◆ Aim of the exercise
Determine how many lines contain the string "gravitational" and reply with that number alone.

◆ Listed records
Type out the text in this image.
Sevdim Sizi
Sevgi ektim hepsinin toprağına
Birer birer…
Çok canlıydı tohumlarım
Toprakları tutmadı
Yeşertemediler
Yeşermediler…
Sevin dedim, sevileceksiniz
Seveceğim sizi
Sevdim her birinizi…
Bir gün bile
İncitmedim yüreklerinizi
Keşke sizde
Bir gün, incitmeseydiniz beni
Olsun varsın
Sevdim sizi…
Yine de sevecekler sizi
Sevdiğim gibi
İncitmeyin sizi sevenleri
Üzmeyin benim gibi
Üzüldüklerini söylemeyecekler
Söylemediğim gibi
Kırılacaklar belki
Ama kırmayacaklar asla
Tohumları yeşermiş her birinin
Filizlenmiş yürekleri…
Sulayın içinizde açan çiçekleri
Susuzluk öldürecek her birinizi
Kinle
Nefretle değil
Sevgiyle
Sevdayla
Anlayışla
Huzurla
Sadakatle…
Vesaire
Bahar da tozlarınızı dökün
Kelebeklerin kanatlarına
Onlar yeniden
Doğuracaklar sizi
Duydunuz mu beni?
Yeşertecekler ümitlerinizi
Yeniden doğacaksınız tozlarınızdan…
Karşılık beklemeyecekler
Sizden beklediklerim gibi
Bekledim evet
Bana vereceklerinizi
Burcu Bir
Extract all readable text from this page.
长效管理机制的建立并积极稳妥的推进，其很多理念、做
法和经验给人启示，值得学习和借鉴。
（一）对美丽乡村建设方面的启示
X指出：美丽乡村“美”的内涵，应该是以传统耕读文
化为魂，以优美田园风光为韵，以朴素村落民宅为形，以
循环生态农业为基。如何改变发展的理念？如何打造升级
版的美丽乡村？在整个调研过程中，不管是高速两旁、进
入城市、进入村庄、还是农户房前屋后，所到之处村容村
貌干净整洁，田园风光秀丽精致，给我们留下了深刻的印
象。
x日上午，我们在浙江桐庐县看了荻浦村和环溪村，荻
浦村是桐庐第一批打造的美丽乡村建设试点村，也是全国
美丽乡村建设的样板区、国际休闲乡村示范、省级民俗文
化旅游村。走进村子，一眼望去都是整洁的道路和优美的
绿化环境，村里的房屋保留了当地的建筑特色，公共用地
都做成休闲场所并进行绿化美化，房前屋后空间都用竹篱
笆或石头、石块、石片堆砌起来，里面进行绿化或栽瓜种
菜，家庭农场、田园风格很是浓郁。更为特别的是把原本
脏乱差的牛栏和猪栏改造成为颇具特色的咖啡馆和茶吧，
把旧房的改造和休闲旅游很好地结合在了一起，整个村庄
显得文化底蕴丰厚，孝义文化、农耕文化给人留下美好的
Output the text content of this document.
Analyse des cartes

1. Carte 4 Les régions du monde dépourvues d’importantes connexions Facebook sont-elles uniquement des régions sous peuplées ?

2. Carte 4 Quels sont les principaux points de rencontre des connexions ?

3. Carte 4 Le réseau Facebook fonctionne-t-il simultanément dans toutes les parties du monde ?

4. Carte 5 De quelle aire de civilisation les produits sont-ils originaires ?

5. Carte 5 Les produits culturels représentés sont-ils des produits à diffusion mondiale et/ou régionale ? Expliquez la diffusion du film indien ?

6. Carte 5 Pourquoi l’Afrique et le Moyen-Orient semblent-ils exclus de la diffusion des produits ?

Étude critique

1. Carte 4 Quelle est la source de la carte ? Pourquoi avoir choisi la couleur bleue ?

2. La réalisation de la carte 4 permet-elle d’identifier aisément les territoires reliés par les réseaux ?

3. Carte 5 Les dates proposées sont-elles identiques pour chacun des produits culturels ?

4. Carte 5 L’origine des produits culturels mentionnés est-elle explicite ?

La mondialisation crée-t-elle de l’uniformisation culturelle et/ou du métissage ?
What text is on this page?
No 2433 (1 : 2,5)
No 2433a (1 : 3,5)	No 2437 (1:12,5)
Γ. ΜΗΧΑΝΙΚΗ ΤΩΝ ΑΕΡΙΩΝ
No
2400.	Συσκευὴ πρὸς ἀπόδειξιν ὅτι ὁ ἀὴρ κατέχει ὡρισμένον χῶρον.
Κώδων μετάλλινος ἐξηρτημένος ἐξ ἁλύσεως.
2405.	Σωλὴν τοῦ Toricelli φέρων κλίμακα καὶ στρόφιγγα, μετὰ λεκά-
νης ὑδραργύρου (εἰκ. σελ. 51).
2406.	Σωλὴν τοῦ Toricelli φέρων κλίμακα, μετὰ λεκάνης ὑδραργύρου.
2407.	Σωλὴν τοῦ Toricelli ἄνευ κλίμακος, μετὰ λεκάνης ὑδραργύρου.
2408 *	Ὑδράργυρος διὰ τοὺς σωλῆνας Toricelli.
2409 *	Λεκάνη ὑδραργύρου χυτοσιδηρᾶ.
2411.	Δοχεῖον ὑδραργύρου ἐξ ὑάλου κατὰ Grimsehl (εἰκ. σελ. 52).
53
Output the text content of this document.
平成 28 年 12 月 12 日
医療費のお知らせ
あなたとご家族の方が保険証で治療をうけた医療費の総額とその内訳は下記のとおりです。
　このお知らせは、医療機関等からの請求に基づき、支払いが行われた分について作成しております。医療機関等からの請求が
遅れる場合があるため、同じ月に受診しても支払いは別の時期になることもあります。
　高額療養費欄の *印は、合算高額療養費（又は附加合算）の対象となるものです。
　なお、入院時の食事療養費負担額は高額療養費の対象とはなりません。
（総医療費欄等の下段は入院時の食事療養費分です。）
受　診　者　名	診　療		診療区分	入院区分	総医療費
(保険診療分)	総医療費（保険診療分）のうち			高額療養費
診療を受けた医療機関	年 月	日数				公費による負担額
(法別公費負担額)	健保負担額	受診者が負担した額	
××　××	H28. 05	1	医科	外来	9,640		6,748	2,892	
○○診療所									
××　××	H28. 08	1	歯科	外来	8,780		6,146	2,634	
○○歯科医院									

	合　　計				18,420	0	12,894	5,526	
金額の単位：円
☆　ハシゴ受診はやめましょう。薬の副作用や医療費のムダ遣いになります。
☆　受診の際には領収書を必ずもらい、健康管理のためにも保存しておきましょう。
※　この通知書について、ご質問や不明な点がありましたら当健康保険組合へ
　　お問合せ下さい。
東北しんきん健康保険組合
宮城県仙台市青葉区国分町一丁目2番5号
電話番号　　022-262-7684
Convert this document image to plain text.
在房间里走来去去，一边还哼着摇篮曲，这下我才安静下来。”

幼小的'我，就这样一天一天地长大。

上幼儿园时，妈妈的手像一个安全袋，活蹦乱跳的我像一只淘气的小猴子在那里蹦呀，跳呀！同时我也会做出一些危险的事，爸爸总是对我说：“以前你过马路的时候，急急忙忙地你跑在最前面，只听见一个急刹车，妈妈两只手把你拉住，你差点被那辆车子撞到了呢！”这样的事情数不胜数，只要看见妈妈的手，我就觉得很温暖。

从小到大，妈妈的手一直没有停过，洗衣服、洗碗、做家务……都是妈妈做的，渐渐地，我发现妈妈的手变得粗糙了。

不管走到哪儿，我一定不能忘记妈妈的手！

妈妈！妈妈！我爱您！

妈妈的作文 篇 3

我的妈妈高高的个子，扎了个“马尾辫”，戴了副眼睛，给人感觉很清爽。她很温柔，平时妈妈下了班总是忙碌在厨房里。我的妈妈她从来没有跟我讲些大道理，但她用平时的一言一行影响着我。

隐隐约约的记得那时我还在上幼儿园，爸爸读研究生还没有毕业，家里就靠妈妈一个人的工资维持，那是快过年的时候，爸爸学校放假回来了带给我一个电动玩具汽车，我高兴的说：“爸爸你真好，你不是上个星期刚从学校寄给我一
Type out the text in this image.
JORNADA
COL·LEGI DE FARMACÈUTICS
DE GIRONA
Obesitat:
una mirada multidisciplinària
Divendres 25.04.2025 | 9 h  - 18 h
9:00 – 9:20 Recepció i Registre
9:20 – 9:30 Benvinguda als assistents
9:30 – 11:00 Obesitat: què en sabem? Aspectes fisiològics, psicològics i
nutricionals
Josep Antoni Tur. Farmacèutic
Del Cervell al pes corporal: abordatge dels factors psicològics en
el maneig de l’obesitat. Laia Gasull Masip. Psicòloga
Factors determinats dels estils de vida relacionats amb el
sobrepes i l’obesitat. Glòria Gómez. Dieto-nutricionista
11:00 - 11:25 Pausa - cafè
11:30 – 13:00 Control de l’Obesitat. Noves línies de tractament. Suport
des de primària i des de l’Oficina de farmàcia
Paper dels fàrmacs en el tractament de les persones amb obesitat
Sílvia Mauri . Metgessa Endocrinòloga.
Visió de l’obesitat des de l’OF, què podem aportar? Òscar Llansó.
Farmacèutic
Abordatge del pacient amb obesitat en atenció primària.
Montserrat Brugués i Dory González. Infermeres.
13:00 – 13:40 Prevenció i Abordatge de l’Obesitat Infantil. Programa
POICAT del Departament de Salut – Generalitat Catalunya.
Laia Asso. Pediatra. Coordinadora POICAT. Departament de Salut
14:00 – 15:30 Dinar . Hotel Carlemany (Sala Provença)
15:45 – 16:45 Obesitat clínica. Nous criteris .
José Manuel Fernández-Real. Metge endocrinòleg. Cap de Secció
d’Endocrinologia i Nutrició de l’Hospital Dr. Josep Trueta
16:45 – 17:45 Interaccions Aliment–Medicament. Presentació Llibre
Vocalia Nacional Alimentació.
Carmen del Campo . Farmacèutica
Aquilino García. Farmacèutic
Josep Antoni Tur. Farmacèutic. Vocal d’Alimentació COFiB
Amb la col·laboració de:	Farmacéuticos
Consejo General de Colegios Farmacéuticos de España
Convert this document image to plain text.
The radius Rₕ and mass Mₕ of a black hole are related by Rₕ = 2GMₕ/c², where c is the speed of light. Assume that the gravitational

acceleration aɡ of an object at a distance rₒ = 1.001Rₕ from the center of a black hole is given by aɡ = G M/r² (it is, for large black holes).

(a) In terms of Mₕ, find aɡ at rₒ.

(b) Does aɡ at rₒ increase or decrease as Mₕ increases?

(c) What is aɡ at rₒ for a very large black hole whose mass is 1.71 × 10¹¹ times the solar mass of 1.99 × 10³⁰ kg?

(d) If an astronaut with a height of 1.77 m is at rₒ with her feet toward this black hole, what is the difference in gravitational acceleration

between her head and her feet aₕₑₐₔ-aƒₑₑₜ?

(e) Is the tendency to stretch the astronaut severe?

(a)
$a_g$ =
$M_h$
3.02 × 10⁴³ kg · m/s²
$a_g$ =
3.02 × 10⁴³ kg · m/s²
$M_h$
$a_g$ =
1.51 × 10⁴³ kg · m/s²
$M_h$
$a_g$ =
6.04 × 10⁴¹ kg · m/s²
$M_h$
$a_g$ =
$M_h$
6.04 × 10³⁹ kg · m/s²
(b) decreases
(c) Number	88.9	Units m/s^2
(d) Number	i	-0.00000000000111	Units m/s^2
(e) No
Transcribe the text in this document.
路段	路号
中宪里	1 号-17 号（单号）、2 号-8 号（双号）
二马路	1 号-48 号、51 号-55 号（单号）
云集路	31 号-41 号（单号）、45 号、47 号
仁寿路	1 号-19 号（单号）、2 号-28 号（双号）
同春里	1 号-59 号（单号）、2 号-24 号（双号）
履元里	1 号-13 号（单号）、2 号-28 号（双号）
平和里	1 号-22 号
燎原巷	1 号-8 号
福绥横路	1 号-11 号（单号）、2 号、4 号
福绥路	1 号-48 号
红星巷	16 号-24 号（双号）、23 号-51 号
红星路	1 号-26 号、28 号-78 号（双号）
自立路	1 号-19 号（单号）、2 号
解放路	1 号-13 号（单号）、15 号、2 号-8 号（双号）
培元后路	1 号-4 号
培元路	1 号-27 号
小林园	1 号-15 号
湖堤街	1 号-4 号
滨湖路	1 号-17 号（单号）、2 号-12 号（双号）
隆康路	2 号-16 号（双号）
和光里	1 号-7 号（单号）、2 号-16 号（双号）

◆ The response
2